Exercise aim: State how many lines hold the string "Yellow". Give the number and nothing else.

— Start of Data for processing —

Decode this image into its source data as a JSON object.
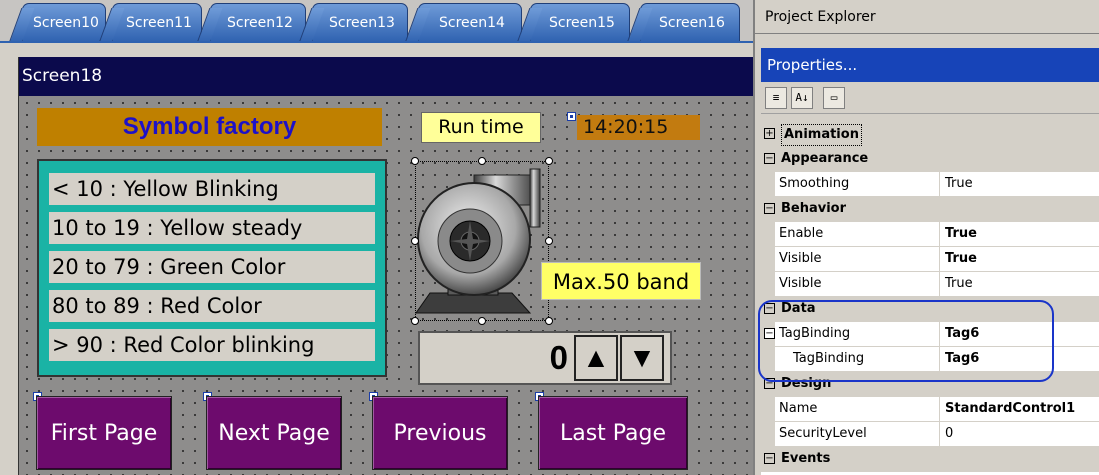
{
  "tabs": [
    "Screen10",
    "Screen11",
    "Screen12",
    "Screen13",
    "Screen14",
    "Screen15",
    "Screen16"
  ],
  "screen": {
    "title": "Screen18",
    "symbol_title": "Symbol factory",
    "runtime_label": "Run time",
    "clock": "14:20:15",
    "legend": [
      "< 10 : Yellow Blinking",
      "10 to 19 : Yellow steady",
      "20 to 79 : Green Color",
      "80 to 89 : Red Color",
      "> 90 : Red Color blinking"
    ],
    "max_band": "Max.50 band",
    "spinner_value": "0",
    "spinner_up": "▲",
    "spinner_down": "▼",
    "nav_buttons": [
      "First Page",
      "Next Page",
      "Previous",
      "Last Page"
    ]
  },
  "panel": {
    "project_explorer": "Project Explorer",
    "properties_title": "Properties...",
    "toolbar": {
      "categorized": "≡",
      "alpha": "A↓",
      "pages": "▭"
    },
    "rows": [
      {
        "type": "cat",
        "expander": "+",
        "name": "Animation"
      },
      {
        "type": "cat",
        "expander": "−",
        "name": "Appearance"
      },
      {
        "type": "prop",
        "name": "Smoothing",
        "value": "True"
      },
      {
        "type": "cat",
        "expander": "−",
        "name": "Behavior"
      },
      {
        "type": "prop",
        "name": "Enable",
        "value": "True"
      },
      {
        "type": "prop",
        "name": "Visible",
        "value": "True"
      },
      {
        "type": "prop",
        "name": "Visible",
        "value": "True"
      },
      {
        "type": "cat",
        "expander": "−",
        "name": "Data"
      },
      {
        "type": "prop",
        "name": "TagBinding",
        "value": "Tag6"
      },
      {
        "type": "prop",
        "name": "TagBinding",
        "value": "Tag6"
      },
      {
        "type": "cat",
        "expander": "−",
        "name": "Design"
      },
      {
        "type": "prop",
        "name": "Name",
        "value": "StandardControl1"
      },
      {
        "type": "prop",
        "name": "SecurityLevel",
        "value": "0"
      },
      {
        "type": "cat",
        "expander": "−",
        "name": "Events"
      }
    ]
  },
  "colors": {
    "screen_title_bg": "#0b0a4c",
    "symbol_title_bg": "#bf8000",
    "symbol_title_fg": "#1d11c8",
    "legend_bg": "#1ab3a5",
    "nav_button_bg": "#6d0b6d",
    "properties_title_bg": "#1744b8",
    "highlight": "#1a35c9"
  },
  "icons": {
    "pump": "centrifugal-pump-icon",
    "tag_marker": "tag-marker-icon"
  }
}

— End of Data for processing —

Expected answer: 2